Below are the records. List every line holding the word "from".

──────────

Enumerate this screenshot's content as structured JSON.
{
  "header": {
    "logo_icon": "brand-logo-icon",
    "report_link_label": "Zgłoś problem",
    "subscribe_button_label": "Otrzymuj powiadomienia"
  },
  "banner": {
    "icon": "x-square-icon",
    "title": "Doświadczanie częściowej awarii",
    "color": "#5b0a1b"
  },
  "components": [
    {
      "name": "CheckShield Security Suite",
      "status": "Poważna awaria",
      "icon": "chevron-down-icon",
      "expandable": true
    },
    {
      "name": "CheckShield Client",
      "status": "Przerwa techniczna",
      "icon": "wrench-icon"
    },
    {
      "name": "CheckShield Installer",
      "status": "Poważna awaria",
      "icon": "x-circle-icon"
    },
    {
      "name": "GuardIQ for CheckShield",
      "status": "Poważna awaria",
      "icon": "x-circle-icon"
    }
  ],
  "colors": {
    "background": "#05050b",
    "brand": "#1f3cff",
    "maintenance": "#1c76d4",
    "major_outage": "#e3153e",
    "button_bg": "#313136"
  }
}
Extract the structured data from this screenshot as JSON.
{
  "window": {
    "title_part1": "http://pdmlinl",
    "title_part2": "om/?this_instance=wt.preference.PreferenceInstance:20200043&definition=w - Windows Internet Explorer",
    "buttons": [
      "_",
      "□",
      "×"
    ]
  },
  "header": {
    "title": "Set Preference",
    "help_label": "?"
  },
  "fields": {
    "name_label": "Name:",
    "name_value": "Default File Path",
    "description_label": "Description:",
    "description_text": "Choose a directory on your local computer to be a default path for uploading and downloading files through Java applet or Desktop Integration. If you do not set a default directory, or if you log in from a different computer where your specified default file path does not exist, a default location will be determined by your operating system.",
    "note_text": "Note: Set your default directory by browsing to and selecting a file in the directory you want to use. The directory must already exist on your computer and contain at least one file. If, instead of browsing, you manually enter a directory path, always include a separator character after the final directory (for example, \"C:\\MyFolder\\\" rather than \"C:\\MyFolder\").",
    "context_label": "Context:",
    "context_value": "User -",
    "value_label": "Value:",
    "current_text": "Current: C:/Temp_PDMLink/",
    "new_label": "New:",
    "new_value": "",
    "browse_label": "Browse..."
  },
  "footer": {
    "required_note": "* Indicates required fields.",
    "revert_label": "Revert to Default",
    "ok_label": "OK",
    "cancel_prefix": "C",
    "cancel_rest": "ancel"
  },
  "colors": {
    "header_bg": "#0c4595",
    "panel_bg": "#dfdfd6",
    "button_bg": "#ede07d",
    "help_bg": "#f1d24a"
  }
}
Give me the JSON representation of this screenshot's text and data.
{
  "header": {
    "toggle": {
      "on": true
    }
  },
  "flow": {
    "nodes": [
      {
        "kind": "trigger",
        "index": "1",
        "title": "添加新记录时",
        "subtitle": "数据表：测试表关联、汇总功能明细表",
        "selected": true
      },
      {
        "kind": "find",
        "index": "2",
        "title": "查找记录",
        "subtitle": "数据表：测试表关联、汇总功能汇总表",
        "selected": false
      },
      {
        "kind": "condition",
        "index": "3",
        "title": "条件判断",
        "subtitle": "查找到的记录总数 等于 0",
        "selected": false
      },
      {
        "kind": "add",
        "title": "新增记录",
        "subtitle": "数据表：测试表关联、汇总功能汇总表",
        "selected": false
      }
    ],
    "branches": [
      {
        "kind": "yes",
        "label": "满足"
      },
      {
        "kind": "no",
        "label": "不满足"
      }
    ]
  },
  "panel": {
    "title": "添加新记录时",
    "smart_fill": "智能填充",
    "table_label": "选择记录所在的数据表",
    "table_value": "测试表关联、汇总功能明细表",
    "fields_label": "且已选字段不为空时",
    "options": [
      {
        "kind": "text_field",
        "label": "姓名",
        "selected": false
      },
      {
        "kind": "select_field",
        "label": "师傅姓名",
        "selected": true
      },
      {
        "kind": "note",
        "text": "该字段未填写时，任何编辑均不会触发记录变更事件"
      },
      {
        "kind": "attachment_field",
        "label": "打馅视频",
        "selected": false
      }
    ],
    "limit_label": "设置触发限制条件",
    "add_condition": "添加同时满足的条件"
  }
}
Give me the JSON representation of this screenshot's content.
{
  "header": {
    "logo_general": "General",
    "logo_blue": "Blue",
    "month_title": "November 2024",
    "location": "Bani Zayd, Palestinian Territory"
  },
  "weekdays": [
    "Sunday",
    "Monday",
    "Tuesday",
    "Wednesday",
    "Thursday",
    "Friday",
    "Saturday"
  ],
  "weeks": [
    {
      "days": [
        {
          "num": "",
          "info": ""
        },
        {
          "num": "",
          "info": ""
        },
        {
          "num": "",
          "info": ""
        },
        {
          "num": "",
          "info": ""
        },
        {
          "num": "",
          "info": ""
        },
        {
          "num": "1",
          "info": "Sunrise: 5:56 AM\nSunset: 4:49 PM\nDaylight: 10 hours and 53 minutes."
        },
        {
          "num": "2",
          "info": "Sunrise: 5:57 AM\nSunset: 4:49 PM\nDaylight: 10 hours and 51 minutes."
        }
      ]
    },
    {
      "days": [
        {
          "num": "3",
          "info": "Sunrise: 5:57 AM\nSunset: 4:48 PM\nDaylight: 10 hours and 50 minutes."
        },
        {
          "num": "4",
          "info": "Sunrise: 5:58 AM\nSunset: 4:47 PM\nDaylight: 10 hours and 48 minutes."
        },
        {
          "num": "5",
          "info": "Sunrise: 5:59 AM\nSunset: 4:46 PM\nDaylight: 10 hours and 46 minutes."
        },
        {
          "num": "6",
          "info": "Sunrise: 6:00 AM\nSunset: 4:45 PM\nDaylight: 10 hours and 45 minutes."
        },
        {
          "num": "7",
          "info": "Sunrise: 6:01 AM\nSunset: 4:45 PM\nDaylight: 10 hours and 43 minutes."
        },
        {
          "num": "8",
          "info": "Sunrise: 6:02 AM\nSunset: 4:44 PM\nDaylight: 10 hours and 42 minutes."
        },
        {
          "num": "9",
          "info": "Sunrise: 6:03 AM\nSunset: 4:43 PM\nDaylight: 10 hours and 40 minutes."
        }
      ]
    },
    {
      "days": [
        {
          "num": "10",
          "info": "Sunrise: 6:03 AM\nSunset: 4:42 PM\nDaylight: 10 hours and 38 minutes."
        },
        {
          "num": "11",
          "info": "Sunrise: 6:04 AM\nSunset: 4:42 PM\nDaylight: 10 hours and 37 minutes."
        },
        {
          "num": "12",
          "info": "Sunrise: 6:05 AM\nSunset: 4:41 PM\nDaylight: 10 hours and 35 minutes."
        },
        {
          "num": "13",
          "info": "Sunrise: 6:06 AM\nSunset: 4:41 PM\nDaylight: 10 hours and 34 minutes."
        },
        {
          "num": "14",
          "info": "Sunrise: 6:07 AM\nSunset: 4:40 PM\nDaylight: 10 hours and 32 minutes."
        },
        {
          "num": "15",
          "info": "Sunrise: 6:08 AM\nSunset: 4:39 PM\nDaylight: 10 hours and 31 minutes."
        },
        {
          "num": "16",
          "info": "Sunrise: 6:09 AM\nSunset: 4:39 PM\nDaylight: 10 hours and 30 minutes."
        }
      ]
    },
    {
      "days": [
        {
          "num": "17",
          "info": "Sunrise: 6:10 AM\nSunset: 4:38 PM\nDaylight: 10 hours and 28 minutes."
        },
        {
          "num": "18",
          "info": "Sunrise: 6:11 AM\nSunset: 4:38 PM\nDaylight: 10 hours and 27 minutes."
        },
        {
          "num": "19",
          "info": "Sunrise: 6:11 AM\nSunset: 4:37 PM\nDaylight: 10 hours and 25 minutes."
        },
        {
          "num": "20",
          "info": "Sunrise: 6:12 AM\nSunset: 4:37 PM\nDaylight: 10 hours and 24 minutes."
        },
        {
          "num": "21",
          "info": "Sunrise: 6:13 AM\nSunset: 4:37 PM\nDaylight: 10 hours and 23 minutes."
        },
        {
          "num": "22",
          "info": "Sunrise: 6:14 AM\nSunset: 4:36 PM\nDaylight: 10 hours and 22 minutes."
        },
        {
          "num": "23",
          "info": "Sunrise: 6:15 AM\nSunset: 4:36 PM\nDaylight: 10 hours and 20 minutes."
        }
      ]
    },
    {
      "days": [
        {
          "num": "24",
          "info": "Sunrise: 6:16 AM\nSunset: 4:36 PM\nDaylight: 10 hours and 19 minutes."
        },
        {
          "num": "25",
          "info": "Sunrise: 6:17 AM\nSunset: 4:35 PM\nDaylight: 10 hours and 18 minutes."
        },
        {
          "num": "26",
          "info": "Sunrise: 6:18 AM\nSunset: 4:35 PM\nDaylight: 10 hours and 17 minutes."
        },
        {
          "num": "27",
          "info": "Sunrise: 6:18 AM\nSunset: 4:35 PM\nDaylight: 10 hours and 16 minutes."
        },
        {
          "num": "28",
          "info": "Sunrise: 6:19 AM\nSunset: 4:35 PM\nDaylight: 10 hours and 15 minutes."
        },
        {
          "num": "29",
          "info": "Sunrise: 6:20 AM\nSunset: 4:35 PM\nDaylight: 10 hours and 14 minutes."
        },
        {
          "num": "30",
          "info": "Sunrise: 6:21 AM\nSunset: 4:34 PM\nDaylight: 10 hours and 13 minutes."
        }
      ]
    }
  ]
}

──────────

THE OUTPUT:
Extract the structured data from this screenshot as JSON.
    "description_text": "Choose a directory on your local computer to be a default path for uploading and downloading files through Java applet or Desktop Integration. If you do not set a default directory, or if you log in from a different computer where your specified default file path does not exist, a default location will be determined by your operating system.",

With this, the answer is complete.